→ **Required work**
Transcribe the whole listing without a single picture.

→ **Entries shown**
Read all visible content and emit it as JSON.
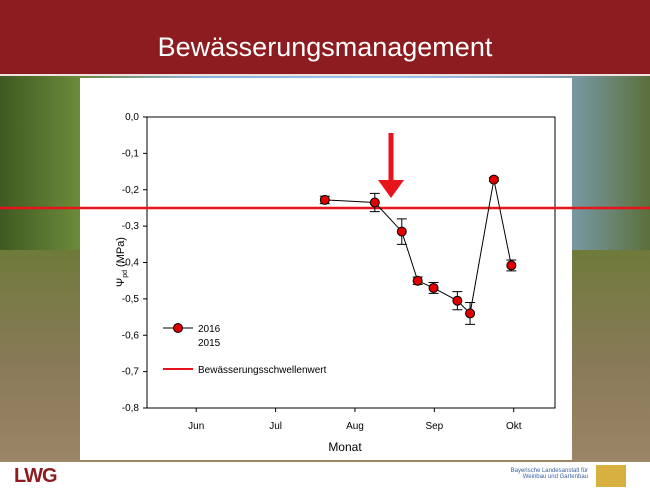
{
  "slide": {
    "title": "Bewässerungsmanagement"
  },
  "footer": {
    "logo": "LWG",
    "institute_line1": "Bayerische Landesanstalt für",
    "institute_line2": "Weinbau und Gartenbau"
  },
  "chart_data": {
    "type": "scatter",
    "xlabel": "Monat",
    "ylabel": "Ψ",
    "ylabel_sub": "pd",
    "ylabel_unit": "(MPa)",
    "xlim": [
      5.38,
      10.52
    ],
    "xticks": [
      {
        "value": 6,
        "label": "Jun"
      },
      {
        "value": 7,
        "label": "Jul"
      },
      {
        "value": 8,
        "label": "Aug"
      },
      {
        "value": 9,
        "label": "Sep"
      },
      {
        "value": 10,
        "label": "Okt"
      }
    ],
    "ylim": [
      -0.8,
      0
    ],
    "yticks": [
      {
        "value": 0,
        "label": "0,0"
      },
      {
        "value": -0.1,
        "label": "-0,1"
      },
      {
        "value": -0.2,
        "label": "-0,2"
      },
      {
        "value": -0.3,
        "label": "-0,3"
      },
      {
        "value": -0.4,
        "label": "-0,4"
      },
      {
        "value": -0.5,
        "label": "-0,5"
      },
      {
        "value": -0.6,
        "label": "-0,6"
      },
      {
        "value": -0.7,
        "label": "-0,7"
      },
      {
        "value": -0.8,
        "label": "-0,8"
      }
    ],
    "x": [
      7.62,
      8.25,
      8.59,
      8.79,
      8.99,
      9.29,
      9.45,
      9.75,
      9.97
    ],
    "series": [
      {
        "name": "2016",
        "color": "#e00000",
        "values": [
          -0.228,
          -0.235,
          -0.315,
          -0.45,
          -0.47,
          -0.505,
          -0.54,
          -0.172,
          -0.408
        ],
        "errors": [
          0.01,
          0.025,
          0.035,
          0.01,
          0.015,
          0.025,
          0.03,
          0.005,
          0.015
        ]
      },
      {
        "name": "2015",
        "color": "#e00000",
        "values": [
          null,
          null,
          null,
          null,
          null,
          null,
          null,
          null,
          null
        ]
      }
    ],
    "threshold": {
      "name": "Bewässerungsschwellenwert",
      "value": -0.25,
      "color": "#e8141c"
    }
  }
}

→ **Complete answer**
Read all visible content and emit it as JSON.
{
  "slide": {
    "title": "Bewässerungsmanagement"
  },
  "footer": {
    "logo": "LWG",
    "institute_line1": "Bayerische Landesanstalt für",
    "institute_line2": "Weinbau und Gartenbau"
  },
  "chart_data": {
    "type": "scatter",
    "xlabel": "Monat",
    "ylabel": "Ψ",
    "ylabel_sub": "pd",
    "ylabel_unit": "(MPa)",
    "xlim": [
      5.38,
      10.52
    ],
    "xticks": [
      {
        "value": 6,
        "label": "Jun"
      },
      {
        "value": 7,
        "label": "Jul"
      },
      {
        "value": 8,
        "label": "Aug"
      },
      {
        "value": 9,
        "label": "Sep"
      },
      {
        "value": 10,
        "label": "Okt"
      }
    ],
    "ylim": [
      -0.8,
      0
    ],
    "yticks": [
      {
        "value": 0,
        "label": "0,0"
      },
      {
        "value": -0.1,
        "label": "-0,1"
      },
      {
        "value": -0.2,
        "label": "-0,2"
      },
      {
        "value": -0.3,
        "label": "-0,3"
      },
      {
        "value": -0.4,
        "label": "-0,4"
      },
      {
        "value": -0.5,
        "label": "-0,5"
      },
      {
        "value": -0.6,
        "label": "-0,6"
      },
      {
        "value": -0.7,
        "label": "-0,7"
      },
      {
        "value": -0.8,
        "label": "-0,8"
      }
    ],
    "x": [
      7.62,
      8.25,
      8.59,
      8.79,
      8.99,
      9.29,
      9.45,
      9.75,
      9.97
    ],
    "series": [
      {
        "name": "2016",
        "color": "#e00000",
        "values": [
          -0.228,
          -0.235,
          -0.315,
          -0.45,
          -0.47,
          -0.505,
          -0.54,
          -0.172,
          -0.408
        ],
        "errors": [
          0.01,
          0.025,
          0.035,
          0.01,
          0.015,
          0.025,
          0.03,
          0.005,
          0.015
        ]
      },
      {
        "name": "2015",
        "color": "#e00000",
        "values": [
          null,
          null,
          null,
          null,
          null,
          null,
          null,
          null,
          null
        ]
      }
    ],
    "threshold": {
      "name": "Bewässerungsschwellenwert",
      "value": -0.25,
      "color": "#e8141c"
    }
  }
}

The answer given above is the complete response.